— Start RECORDED DATA —
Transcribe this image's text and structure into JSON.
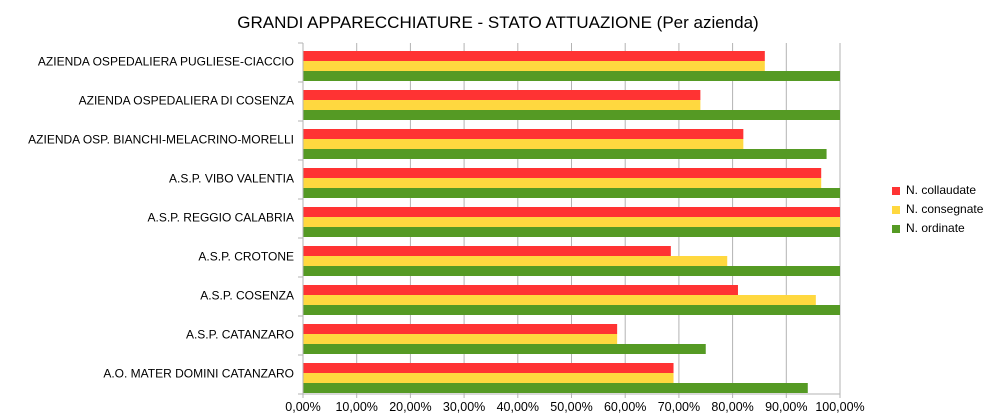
{
  "chart_data": {
    "type": "bar",
    "orientation": "horizontal",
    "title": "GRANDI APPARECCHIATURE - STATO ATTUAZIONE (Per azienda)",
    "categories": [
      "AZIENDA OSPEDALIERA PUGLIESE-CIACCIO",
      "AZIENDA OSPEDALIERA DI COSENZA",
      "AZIENDA OSP.  BIANCHI-MELACRINO-MORELLI",
      "A.S.P. VIBO VALENTIA",
      "A.S.P. REGGIO CALABRIA",
      "A.S.P. CROTONE",
      "A.S.P. COSENZA",
      "A.S.P. CATANZARO",
      "A.O. MATER DOMINI CATANZARO"
    ],
    "series": [
      {
        "name": "N. collaudate",
        "color": "#ff3333",
        "values": [
          86,
          74,
          82,
          96.5,
          100,
          68.5,
          81,
          58.5,
          69
        ]
      },
      {
        "name": "N. consegnate",
        "color": "#ffd83f",
        "values": [
          86,
          74,
          82,
          96.5,
          100,
          79,
          95.5,
          58.5,
          69
        ]
      },
      {
        "name": "N. ordinate",
        "color": "#559a24",
        "values": [
          100,
          100,
          97.5,
          100,
          100,
          100,
          100,
          75,
          94
        ]
      }
    ],
    "xlim": [
      0,
      100
    ],
    "xticks": [
      "0,00%",
      "10,00%",
      "20,00%",
      "30,00%",
      "40,00%",
      "50,00%",
      "60,00%",
      "70,00%",
      "80,00%",
      "90,00%",
      "100,00%"
    ],
    "grid": true,
    "legend_position": "right"
  }
}
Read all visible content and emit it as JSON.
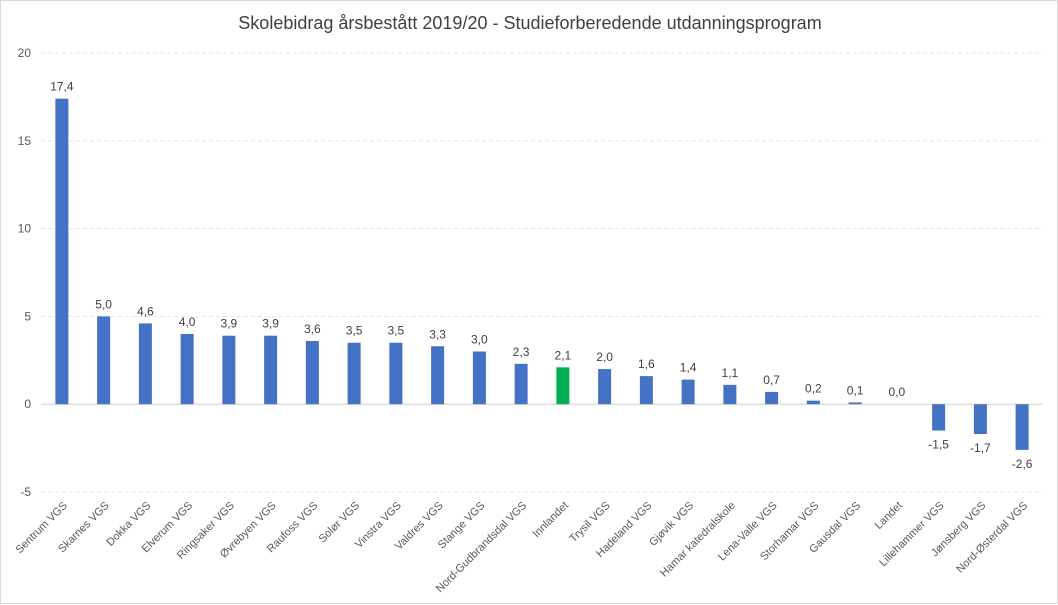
{
  "chart_data": {
    "type": "bar",
    "title": "Skolebidrag årsbestått 2019/20 - Studieforberedende  utdanningsprogram",
    "xlabel": "",
    "ylabel": "",
    "ylim": [
      -5,
      20
    ],
    "yticks": [
      "-5",
      "0",
      "5",
      "10",
      "15",
      "20"
    ],
    "grid": true,
    "legend": "none",
    "categories": [
      "Sentrum VGS",
      "Skarnes VGS",
      "Dokka VGS",
      "Elverum VGS",
      "Ringsaker VGS",
      "Øvrebyen VGS",
      "Raufoss VGS",
      "Solør VGS",
      "Vinstra VGS",
      "Valdres VGS",
      "Stange VGS",
      "Nord-Gudbrandsdal VGS",
      "Innlandet",
      "Trysil VGS",
      "Hadeland VGS",
      "Gjøvik VGS",
      "Hamar katedralskole",
      "Lena-Valle VGS",
      "Storhamar VGS",
      "Gausdal VGS",
      "Landet",
      "Lillehammer VGS",
      "Jønsberg VGS",
      "Nord-Østerdal VGS"
    ],
    "values": [
      17.4,
      5.0,
      4.6,
      4.0,
      3.9,
      3.9,
      3.6,
      3.5,
      3.5,
      3.3,
      3.0,
      2.3,
      2.1,
      2.0,
      1.6,
      1.4,
      1.1,
      0.7,
      0.2,
      0.1,
      0.0,
      -1.5,
      -1.7,
      -2.6
    ],
    "value_labels": [
      "17,4",
      "5,0",
      "4,6",
      "4,0",
      "3,9",
      "3,9",
      "3,6",
      "3,5",
      "3,5",
      "3,3",
      "3,0",
      "2,3",
      "2,1",
      "2,0",
      "1,6",
      "1,4",
      "1,1",
      "0,7",
      "0,2",
      "0,1",
      "0,0",
      "-1,5",
      "-1,7",
      "-2,6"
    ],
    "colors": {
      "default": "#4472c4",
      "highlight": "#00b050",
      "highlight_category": "Innlandet"
    }
  }
}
— End RECORDED DATA —
BRIEF:
Retype all the records shown above, character for character. Omit every picture.

THE REPLY:
Transcribe this image's text and structure into JSON.
{
  "chart_data": {
    "type": "bar",
    "orientation": "horizontal",
    "title": "GRANDI APPARECCHIATURE - STATO ATTUAZIONE (Per azienda)",
    "categories": [
      "AZIENDA OSPEDALIERA PUGLIESE-CIACCIO",
      "AZIENDA OSPEDALIERA DI COSENZA",
      "AZIENDA OSP.  BIANCHI-MELACRINO-MORELLI",
      "A.S.P. VIBO VALENTIA",
      "A.S.P. REGGIO CALABRIA",
      "A.S.P. CROTONE",
      "A.S.P. COSENZA",
      "A.S.P. CATANZARO",
      "A.O. MATER DOMINI CATANZARO"
    ],
    "series": [
      {
        "name": "N. collaudate",
        "color": "#ff3333",
        "values": [
          86,
          74,
          82,
          96.5,
          100,
          68.5,
          81,
          58.5,
          69
        ]
      },
      {
        "name": "N. consegnate",
        "color": "#ffd83f",
        "values": [
          86,
          74,
          82,
          96.5,
          100,
          79,
          95.5,
          58.5,
          69
        ]
      },
      {
        "name": "N. ordinate",
        "color": "#559a24",
        "values": [
          100,
          100,
          97.5,
          100,
          100,
          100,
          100,
          75,
          94
        ]
      }
    ],
    "xlim": [
      0,
      100
    ],
    "xticks": [
      "0,00%",
      "10,00%",
      "20,00%",
      "30,00%",
      "40,00%",
      "50,00%",
      "60,00%",
      "70,00%",
      "80,00%",
      "90,00%",
      "100,00%"
    ],
    "grid": true,
    "legend_position": "right"
  }
}
Read all visible content and emit it as JSON.
{
  "chart_data": {
    "type": "bar",
    "title": "Skolebidrag årsbestått 2019/20 - Studieforberedende  utdanningsprogram",
    "xlabel": "",
    "ylabel": "",
    "ylim": [
      -5,
      20
    ],
    "yticks": [
      "-5",
      "0",
      "5",
      "10",
      "15",
      "20"
    ],
    "grid": true,
    "legend": "none",
    "categories": [
      "Sentrum VGS",
      "Skarnes VGS",
      "Dokka VGS",
      "Elverum VGS",
      "Ringsaker VGS",
      "Øvrebyen VGS",
      "Raufoss VGS",
      "Solør VGS",
      "Vinstra VGS",
      "Valdres VGS",
      "Stange VGS",
      "Nord-Gudbrandsdal VGS",
      "Innlandet",
      "Trysil VGS",
      "Hadeland VGS",
      "Gjøvik VGS",
      "Hamar katedralskole",
      "Lena-Valle VGS",
      "Storhamar VGS",
      "Gausdal VGS",
      "Landet",
      "Lillehammer VGS",
      "Jønsberg VGS",
      "Nord-Østerdal VGS"
    ],
    "values": [
      17.4,
      5.0,
      4.6,
      4.0,
      3.9,
      3.9,
      3.6,
      3.5,
      3.5,
      3.3,
      3.0,
      2.3,
      2.1,
      2.0,
      1.6,
      1.4,
      1.1,
      0.7,
      0.2,
      0.1,
      0.0,
      -1.5,
      -1.7,
      -2.6
    ],
    "value_labels": [
      "17,4",
      "5,0",
      "4,6",
      "4,0",
      "3,9",
      "3,9",
      "3,6",
      "3,5",
      "3,5",
      "3,3",
      "3,0",
      "2,3",
      "2,1",
      "2,0",
      "1,6",
      "1,4",
      "1,1",
      "0,7",
      "0,2",
      "0,1",
      "0,0",
      "-1,5",
      "-1,7",
      "-2,6"
    ],
    "colors": {
      "default": "#4472c4",
      "highlight": "#00b050",
      "highlight_category": "Innlandet"
    }
  }
}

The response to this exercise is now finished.